Region annotation records —
★ ★ ★ ★ ★ ★ ★

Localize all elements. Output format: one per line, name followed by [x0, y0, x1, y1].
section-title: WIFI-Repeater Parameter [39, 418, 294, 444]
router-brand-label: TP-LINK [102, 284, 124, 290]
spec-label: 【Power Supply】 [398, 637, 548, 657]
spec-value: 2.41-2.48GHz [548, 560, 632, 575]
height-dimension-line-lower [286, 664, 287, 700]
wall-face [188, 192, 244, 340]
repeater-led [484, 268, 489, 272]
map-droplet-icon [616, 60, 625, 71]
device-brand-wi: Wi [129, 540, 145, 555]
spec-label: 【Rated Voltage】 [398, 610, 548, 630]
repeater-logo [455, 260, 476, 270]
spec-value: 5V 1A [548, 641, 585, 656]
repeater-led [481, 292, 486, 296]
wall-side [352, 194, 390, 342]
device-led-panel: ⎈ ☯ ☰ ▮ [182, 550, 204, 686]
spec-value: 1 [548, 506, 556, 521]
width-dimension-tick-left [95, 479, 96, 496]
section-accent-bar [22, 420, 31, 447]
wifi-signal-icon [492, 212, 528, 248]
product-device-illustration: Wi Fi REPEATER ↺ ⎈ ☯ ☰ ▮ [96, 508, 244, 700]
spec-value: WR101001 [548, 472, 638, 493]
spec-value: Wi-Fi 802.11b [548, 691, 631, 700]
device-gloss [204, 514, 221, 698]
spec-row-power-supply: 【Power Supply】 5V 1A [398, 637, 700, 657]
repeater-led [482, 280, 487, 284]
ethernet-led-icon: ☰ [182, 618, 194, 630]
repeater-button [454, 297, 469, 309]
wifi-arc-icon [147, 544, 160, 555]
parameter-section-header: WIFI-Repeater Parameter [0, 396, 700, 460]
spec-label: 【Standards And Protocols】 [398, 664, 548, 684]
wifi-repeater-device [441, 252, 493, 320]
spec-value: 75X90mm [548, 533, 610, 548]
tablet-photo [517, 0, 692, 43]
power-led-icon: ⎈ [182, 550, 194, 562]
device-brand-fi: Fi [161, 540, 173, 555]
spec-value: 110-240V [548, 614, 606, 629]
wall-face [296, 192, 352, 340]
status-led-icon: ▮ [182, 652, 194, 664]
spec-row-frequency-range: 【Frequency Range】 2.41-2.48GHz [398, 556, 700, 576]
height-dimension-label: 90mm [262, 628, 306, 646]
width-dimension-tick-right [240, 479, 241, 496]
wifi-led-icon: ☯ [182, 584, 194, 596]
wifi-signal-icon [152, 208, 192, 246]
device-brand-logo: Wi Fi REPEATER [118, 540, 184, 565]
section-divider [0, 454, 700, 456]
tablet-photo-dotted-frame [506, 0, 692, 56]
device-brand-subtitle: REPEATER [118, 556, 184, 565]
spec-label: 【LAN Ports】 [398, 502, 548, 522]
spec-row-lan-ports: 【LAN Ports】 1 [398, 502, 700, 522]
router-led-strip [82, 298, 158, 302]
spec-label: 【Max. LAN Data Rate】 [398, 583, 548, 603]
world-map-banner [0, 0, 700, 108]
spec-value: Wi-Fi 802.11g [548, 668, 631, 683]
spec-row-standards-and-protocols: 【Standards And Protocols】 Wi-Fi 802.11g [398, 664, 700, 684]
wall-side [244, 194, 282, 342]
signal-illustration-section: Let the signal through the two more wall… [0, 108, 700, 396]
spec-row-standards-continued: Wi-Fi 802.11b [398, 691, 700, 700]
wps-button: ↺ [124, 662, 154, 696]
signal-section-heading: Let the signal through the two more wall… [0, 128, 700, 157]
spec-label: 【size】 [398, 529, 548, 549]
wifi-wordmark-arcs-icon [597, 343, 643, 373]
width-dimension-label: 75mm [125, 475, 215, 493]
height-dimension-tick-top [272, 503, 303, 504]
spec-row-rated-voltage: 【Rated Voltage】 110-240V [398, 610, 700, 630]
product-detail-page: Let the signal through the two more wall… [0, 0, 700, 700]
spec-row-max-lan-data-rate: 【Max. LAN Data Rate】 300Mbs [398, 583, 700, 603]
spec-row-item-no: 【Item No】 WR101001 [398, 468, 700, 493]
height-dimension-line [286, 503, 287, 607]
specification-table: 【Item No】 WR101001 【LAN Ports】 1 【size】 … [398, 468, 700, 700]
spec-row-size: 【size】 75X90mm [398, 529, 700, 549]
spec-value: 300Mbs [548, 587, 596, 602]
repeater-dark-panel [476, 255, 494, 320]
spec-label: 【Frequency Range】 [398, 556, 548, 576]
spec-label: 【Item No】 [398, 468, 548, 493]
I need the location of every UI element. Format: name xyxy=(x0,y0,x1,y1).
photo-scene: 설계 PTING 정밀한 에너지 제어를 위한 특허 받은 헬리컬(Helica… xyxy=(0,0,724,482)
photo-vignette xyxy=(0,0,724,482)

★ ★ ★ ★ ★ ★ ★

List every line in the records above that contains the string "label", matching case exactly.

router-brand-label: TP-LINK [102, 284, 124, 290]
spec-label: 【Power Supply】 [398, 637, 548, 657]
spec-label: 【Rated Voltage】 [398, 610, 548, 630]
spec-label: 【Standards And Protocols】 [398, 664, 548, 684]
height-dimension-label: 90mm [262, 628, 306, 646]
spec-label: 【LAN Ports】 [398, 502, 548, 522]
spec-label: 【Max. LAN Data Rate】 [398, 583, 548, 603]
spec-label: 【size】 [398, 529, 548, 549]
width-dimension-label: 75mm [125, 475, 215, 493]
spec-label: 【Frequency Range】 [398, 556, 548, 576]
spec-label: 【Item No】 [398, 468, 548, 493]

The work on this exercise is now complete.